| Required actions |
**1)** In the cone volume problem, which answer option does the solution mark as correct?
**2)** From the cone volume problem, return the passage between "Find the volume" and "will be 1 foot.", inclusive, copied word for word.

| Text shown |
+-------+
Question

Find the volume of the greatest right circular cone obtained by rotating a right angled triangle of hypotenuse of $1$ foot about a side.

• A. $\frac{\sqrt{2}\pi }{9\sqrt{\left(3\right)}}$ cu. ft.
• B. $\frac{2\pi }{9\sqrt{\left(3\right)}}$ cu. ft.
• C. $\frac{2\pi }{9}$ cu. ft.
• D. $\frac{\sqrt{2}\pi }{9}$ cu. ft.

Answer 1

The correct option is B $\frac{2\pi }{9\sqrt{\left(3\right)}}$ cu. ft.

Let $ABC$ be a right triangle with $AC=1foot$.
When the triangle is rotated along one of its legs, a cone is generated.
So, let $x$ be the height of the cone and slant height will be 1 foot.
Now, $r^2=x^2+1$
$\Rightarrow r=\sqrt{1-x^2}$
So, volume of cone $V=\frac{1}{3}\pi r^{2}h=\frac{1}{3}\pi (1-x^2)x$
Now,$\frac{dV}{dx}=\frac{1}{3}\pi \left[x\right(-2x)+1-x^2]=\frac{1}{3}\pi (1-3x^2)$
For maximum or minimum,
$\frac{dV}{dx}=0$
$\Rightarrow 1-3x^2=0$
$\Rightarrow x=\pm \frac{1}{\sqrt{3}}$
Now, $\frac{d^{2}V}{d{x}^2}=\frac{1}{3}\pi (-6x)==-2x\pi$
Clearly $\frac{d^{2}V}{d{x}^2}<0$ for $x=\frac{1}{\sqrt{3}}$
Hence, V is maximum at $x=\frac{1}{\sqrt{3}}$
Maximum volume $=\frac{1}{3}\pi (1-\frac{1}{3})\frac{1}{\sqrt{3}}$
$=\frac{2\pi }{9\sqrt{3}}$ cu. ft
+-------+
| Dataset |
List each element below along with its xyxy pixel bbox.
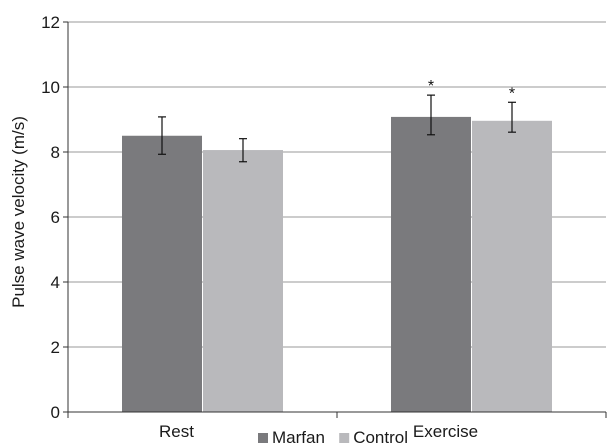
y-axis-label: Pulse wave velocity (m/s): [9, 116, 28, 308]
bar-control-exercise: [472, 120, 552, 413]
legend-label-marfan: Marfan: [272, 428, 325, 447]
significance-star: *: [428, 78, 434, 95]
y-tick-label: 6: [51, 208, 60, 227]
y-tick-label: 10: [41, 78, 60, 97]
y-tick-label: 12: [41, 13, 60, 32]
x-axis-categories: Rest Exercise: [159, 422, 478, 441]
y-axis-ticks: 0 2 4 6 8 10 12: [41, 13, 68, 422]
y-tick-label: 0: [51, 403, 60, 422]
bar-marfan-rest: [122, 135, 202, 412]
legend-swatch-control: [339, 433, 350, 443]
legend-swatch-marfan: [258, 433, 268, 443]
significance-markers: * *: [428, 78, 515, 102]
significance-star: *: [509, 85, 515, 102]
y-tick-label: 8: [51, 143, 60, 162]
y-tick-label: 4: [51, 273, 60, 292]
legend: Marfan Control: [258, 428, 408, 447]
y-tick-label: 2: [51, 338, 60, 357]
axes: [67, 22, 607, 418]
error-bars: [158, 94, 516, 163]
bar-control-rest: [203, 150, 283, 413]
bars: [122, 116, 552, 413]
x-category-label: Exercise: [413, 422, 478, 441]
bar-marfan-exercise: [391, 116, 471, 413]
x-category-label: Rest: [159, 422, 194, 441]
legend-label-control: Control: [353, 428, 408, 447]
+-------+
| Worked solutions |
**1)** Option B, 2π/(9√3) cubic feet.

**2)**
Find the volume of the greatest right circular cone obtained by rotating a right angled triangle of hypotenuse of $1$ foot about a side.

• A. $\frac{\sqrt{2}\pi }{9\sqrt{\left(3\right)}}$ cu. ft.
• B. $\frac{2\pi }{9\sqrt{\left(3\right)}}$ cu. ft.
• C. $\frac{2\pi }{9}$ cu. ft.
• D. $\frac{\sqrt{2}\pi }{9}$ cu. ft.

Answer 1

The correct option is B $\frac{2\pi }{9\sqrt{\left(3\right)}}$ cu. ft.

Let $ABC$ be a right triangle with $AC=1foot$.
When the triangle is rotated along one of its legs, a cone is generated.
So, let $x$ be the height of the cone and slant height will be 1 foot.